* 所给文本 *
-------------------------
李国亮
(湘潭大学,湖南 湘潭 411105)
恩格斯指出:“每一个时代的理论思维,包括我们这个时代的理论思维,都是一种历史的产物,它在不同的时代具有完全不同的形式,同时具有完全不同的内容。”[1]同样,在世界反法西斯战争的不同阶段,毛泽东抗日国际统一战线思想也有不同的表现形式,存在一个历史与逻辑相统一的演进历程。已有研究多集中在对毛泽东抗日民族统一战线思想的多维论析上,而对其抗日国际统一战线思想的形成、发展过程缺乏详细梳理。鉴于此,本文即尝试对毛泽东抗日国际统一战线思想的演进历程作一简要考察,以期补充、拓展相关研究。
1931年9月18日,日本关东军悍然侵略中国东北。事变后,中共中央根据苏联及共产国际的判断,认定此举是帝国主义国家发动侵苏战争的前奏,提出了“打倒一切帝国主义”的口号。显然,此一口号脱离了中国革命的实际,将斗争矛头指向了所有资本主义国家,未能利用各国间的矛盾来制止日本侵华。
1935年7月25日至8月20日,共产国际召开第七次代表大会,会议提出在法西斯蔓延的背景下,各国共产党的任务是“在无产阶级统一战线的基础上建立广泛的反法西斯人民阵线。”[2]会议期间,中共代表团起草了《中国苏维埃政府、中国共产党中央为抗日救国告全体同胞书》(史称《八一宣言》),提出在国际上“联合一切反对帝国主义的民众(日本国内劳苦民众,高丽、台湾等民族)作友军,联合一切同情中国民族解放运动的民族和国家,对一切对中国民众反日解放战争守善意中立的民族和国家建立友谊关系。”[3]26712月17日至25日,中共中央在陕北瓦窑堡召开政治局扩大会议,会议确立了建立抗日民族统一战线的新策略。与此同时,会议认为“日本帝国主义单独吞并中国的行动,使帝国主义内部的矛盾,达到了空前紧张的程度。”[3]532因此,要“同一切和日本帝国主义及其走狗卖国贼相反对的国家,党派,甚至个人,进行必要的谅解,妥协,建立国交,订立同盟条约等等的交涉。”[3]546不久,毛泽东在瓦窑堡党的活动分子会议上作《论反对日本帝国主义的策略》的报告。报告对帝国主义矛盾作了独到的判断。他指出,“现在是日本帝国主义要把整个中国从几个帝国主义国家都有份的半殖民地状态改变为日本独占的殖民地状态”[4]143,这种帝国主义矛盾反映到国内便是国民党各派系间的暗斗明争,而中国的红色政权要生存、发展,就必须利用、用好这种矛盾。可见,利用矛盾反对日本是毛泽东建立包括英美在内的国际抗日统一战线的重要着眼点。
-------------------------
* 数据列表 *
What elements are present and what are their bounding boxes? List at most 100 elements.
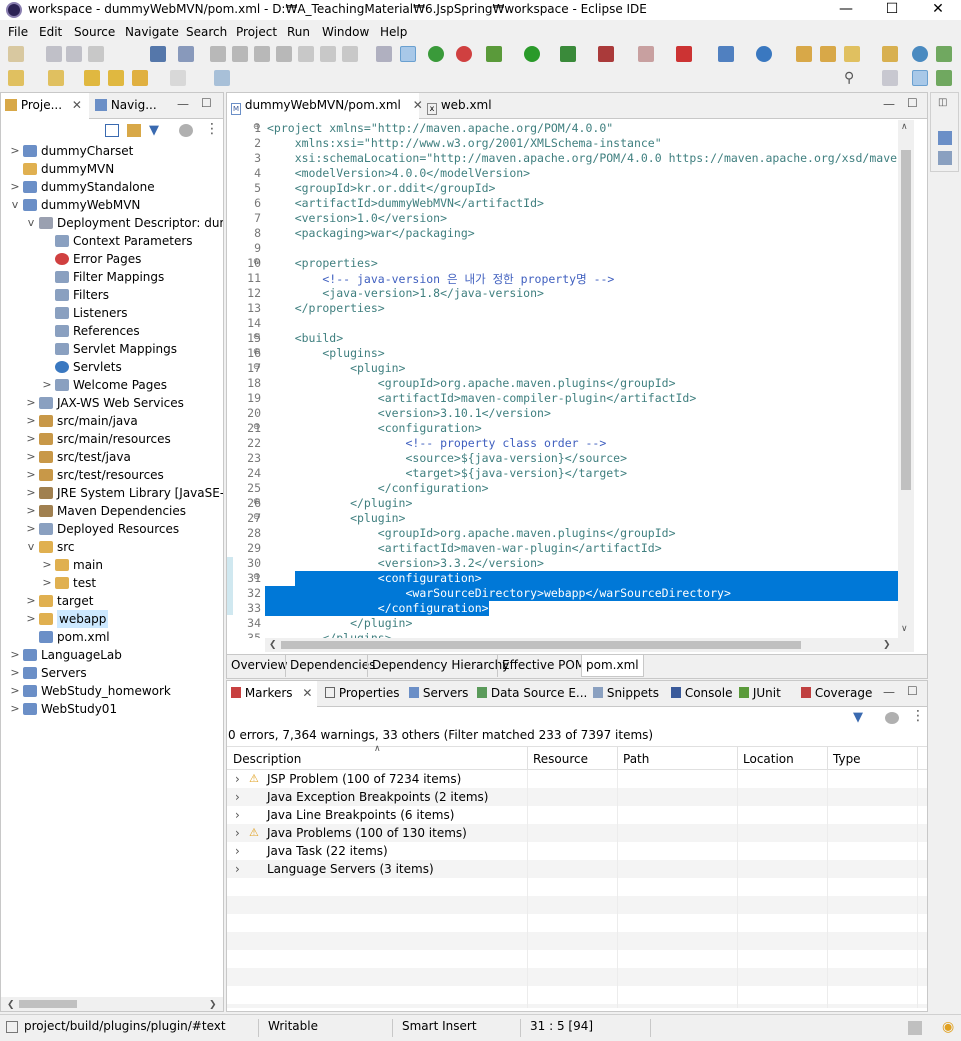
search-icon[interactable]: ⚲ [844,70,860,86]
fold-toggle-icon[interactable]: ⊖ [253,332,261,342]
filter-icon[interactable]: ▼ [853,710,863,725]
code-line[interactable]: <!-- property class order --> [267,436,606,450]
code-line[interactable]: </configuration> [267,481,489,495]
tab-servers[interactable]: Servers [405,681,474,707]
tree-item[interactable]: Context Parameters [1,232,223,250]
minimize-view-icon[interactable]: — [883,685,895,699]
chevron-right-icon[interactable]: › [235,824,240,842]
maximize-view-icon[interactable]: ☐ [907,684,918,698]
skip-breakpoints-icon[interactable] [400,46,416,62]
fold-toggle-icon[interactable]: ⊖ [253,122,261,132]
editor-horizontal-scrollbar[interactable]: ❮ ❯ [265,638,914,652]
menu-help[interactable]: Help [380,25,407,39]
code-line[interactable]: <configuration> [267,421,482,435]
column-resource[interactable]: Resource [533,752,588,766]
save-icon[interactable] [46,46,62,62]
maximize-view-icon[interactable]: ☐ [907,96,918,110]
scroll-right-icon[interactable]: ❯ [883,640,891,650]
chevron-right-icon[interactable]: > [9,142,21,160]
menu-navigate[interactable]: Navigate [125,25,179,39]
tree-item[interactable]: > Maven Dependencies [1,502,223,520]
code-line[interactable]: <groupId>org.apache.maven.plugins</group… [267,526,676,540]
tree-item[interactable]: Servlet Mappings [1,340,223,358]
tree-item[interactable]: > Servers [1,664,223,682]
chevron-right-icon[interactable]: > [9,664,21,682]
tree-item[interactable]: > WebStudy_homework [1,682,223,700]
fold-toggle-icon[interactable]: ⊖ [253,422,261,432]
chevron-down-icon[interactable]: v [9,196,21,214]
menu-search[interactable]: Search [186,25,227,39]
menu-source[interactable]: Source [74,25,115,39]
view-menu-icon[interactable]: ⋮ [911,708,925,724]
tab-navigator[interactable]: Navig... [91,93,171,119]
use-step-filters-icon[interactable] [376,46,392,62]
code-line[interactable]: <groupId>kr.or.ddit</groupId> [267,181,496,195]
fold-toggle-icon[interactable]: ⊖ [253,497,261,507]
forward-icon[interactable] [170,70,186,86]
code-line[interactable]: <artifactId>maven-war-plugin</artifactId… [267,541,662,555]
web-browser-icon[interactable] [912,46,928,62]
previous-annotation-icon[interactable] [48,70,64,86]
outline-icon[interactable] [938,131,952,145]
code-line[interactable]: <warSourceDirectory>webapp</warSourceDir… [267,586,730,600]
menu-file[interactable]: File [8,25,28,39]
suspend-icon[interactable] [232,46,248,62]
back-icon[interactable] [132,70,148,86]
scrollbar-thumb[interactable] [19,1000,77,1008]
new-server-icon[interactable] [676,46,692,62]
chevron-right-icon[interactable]: > [25,394,37,412]
code-line[interactable]: <artifactId>maven-compiler-plugin</artif… [267,391,697,405]
tree-item[interactable]: > src/main/java [1,412,223,430]
tree-item[interactable]: > src/test/resources [1,466,223,484]
resume-icon[interactable] [210,46,226,62]
tab-web-xml[interactable]: x web.xml [423,93,503,119]
tab-snippets[interactable]: Snippets [589,681,665,707]
tab-console[interactable]: Console [667,681,738,707]
code-line[interactable]: <java-version>1.8</java-version> [267,286,544,300]
column-description[interactable]: Description [233,752,301,766]
tree-item[interactable]: Listeners [1,304,223,322]
column-type[interactable]: Type [833,752,861,766]
tree-item[interactable]: > Welcome Pages [1,376,223,394]
menu-project[interactable]: Project [236,25,277,39]
tree-item[interactable]: Filter Mappings [1,268,223,286]
code-line[interactable]: <modelVersion>4.0.0</modelVersion> [267,166,530,180]
markers-row[interactable]: › Java Line Breakpoints (6 items) [227,806,527,824]
tree-item[interactable]: v Deployment Descriptor: dumn [1,214,223,232]
view-menu-icon[interactable]: ⋮ [205,121,219,137]
open-perspective-icon[interactable] [882,70,898,86]
code-line[interactable]: </properties> [267,301,385,315]
code-line[interactable]: xmlns:xsi="http://www.w3.org/2001/XMLSch… [267,136,662,150]
server-status-icon[interactable] [908,1021,922,1035]
editor-vertical-scrollbar[interactable]: ∧ ∨ [898,120,914,638]
column-location[interactable]: Location [743,752,794,766]
chevron-right-icon[interactable]: > [9,646,21,664]
code-line[interactable]: </configuration> [267,601,489,615]
code-area[interactable]: 1 ⊖ <project xmlns="http://maven.apache.or… [227,120,898,638]
coverage-icon[interactable] [560,46,576,62]
tree-item[interactable]: > src/main/resources [1,430,223,448]
tree-item[interactable]: > main [1,556,223,574]
code-line[interactable]: <version>3.3.2</version> [267,556,544,570]
chevron-right-icon[interactable]: > [41,574,53,592]
code-line[interactable]: <packaging>war</packaging> [267,226,475,240]
debug-perspective-icon[interactable] [936,70,952,86]
markers-row[interactable]: › Language Servers (3 items) [227,860,527,878]
code-line[interactable]: <plugin> [267,511,405,525]
code-line[interactable]: <target>${java-version}</target> [267,466,627,480]
close-icon[interactable]: ✕ [72,98,82,112]
refresh-icon[interactable] [456,46,472,62]
tree-item[interactable]: > test [1,574,223,592]
external-tools-icon[interactable] [598,46,614,62]
step-return-icon[interactable] [342,46,358,62]
markers-row[interactable]: › ⚠ JSP Problem (100 of 7234 items) [227,770,527,788]
code-line[interactable]: <version>3.10.1</version> [267,406,551,420]
code-line[interactable]: </plugins> [267,631,391,638]
column-path[interactable]: Path [623,752,649,766]
save-all-icon[interactable] [66,46,82,62]
tree-item[interactable]: > dummyStandalone [1,178,223,196]
menu-window[interactable]: Window [322,25,369,39]
minimize-view-icon[interactable]: — [883,97,895,111]
menu-edit[interactable]: Edit [39,25,62,39]
terminate-icon[interactable] [254,46,270,62]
-------------------------
* 练习说明 *
#1 根据所给文本,共产国际第七次代表大会是在什么时间召开的?
#2 下列说法与所给文本是否相符?请逐项回答“是”或“否”,并引用文本中起决定作用的原话。
(a) 九一八事变后,中共中央提出了“打倒一切帝国主义”的口号。
(b) 瓦窑堡政治局扩大会议是在陕南召开的。
(c) 《八一宣言》是由中共代表团起草的。
#3 请照原样复制所给文本中的一段,从“1931年9月18日,日本关”起,一直到“际抗日统一战线的重要着眼点。”为止。
完成本练习用不到这些数据。

* 参考解答 *
#1 1935年7月25日至8月20日。

#2
(a) 是。「中共中央根据苏联及共产国际的判断,认定此举是帝国主义国家发动侵苏战争的前奏,提出了“打倒一切帝国主义”的口号」
(b) 否。「中共中央在陕北瓦窑堡召开政治局扩大会议」
(c) 是。「中共代表团起草了《中国苏维埃政府、中国共产党中央为抗日救国告全体同胞书》(史称《八一宣言》)」

#3
1931年9月18日,日本关东军悍然侵略中国东北。事变后,中共中央根据苏联及共产国际的判断,认定此举是帝国主义国家发动侵苏战争的前奏,提出了“打倒一切帝国主义”的口号。显然,此一口号脱离了中国革命的实际,将斗争矛头指向了所有资本主义国家,未能利用各国间的矛盾来制止日本侵华。
1935年7月25日至8月20日,共产国际召开第七次代表大会,会议提出在法西斯蔓延的背景下,各国共产党的任务是“在无产阶级统一战线的基础上建立广泛的反法西斯人民阵线。”[2]会议期间,中共代表团起草了《中国苏维埃政府、中国共产党中央为抗日救国告全体同胞书》(史称《八一宣言》),提出在国际上“联合一切反对帝国主义的民众(日本国内劳苦民众,高丽、台湾等民族)作友军,联合一切同情中国民族解放运动的民族和国家,对一切对中国民众反日解放战争守善意中立的民族和国家建立友谊关系。”[3]26712月17日至25日,中共中央在陕北瓦窑堡召开政治局扩大会议,会议确立了建立抗日民族统一战线的新策略。与此同时,会议认为“日本帝国主义单独吞并中国的行动,使帝国主义内部的矛盾,达到了空前紧张的程度。”[3]532因此,要“同一切和日本帝国主义及其走狗卖国贼相反对的国家,党派,甚至个人,进行必要的谅解,妥协,建立国交,订立同盟条约等等的交涉。”[3]546不久,毛泽东在瓦窑堡党的活动分子会议上作《论反对日本帝国主义的策略》的报告。报告对帝国主义矛盾作了独到的判断。他指出,“现在是日本帝国主义要把整个中国从几个帝国主义国家都有份的半殖民地状态改变为日本独占的殖民地状态”[4]143,这种帝国主义矛盾反映到国内便是国民党各派系间的暗斗明争,而中国的红色政权要生存、发展,就必须利用、用好这种矛盾。可见,利用矛盾反对日本是毛泽东建立包括英美在内的国际抗日统一战线的重要着眼点。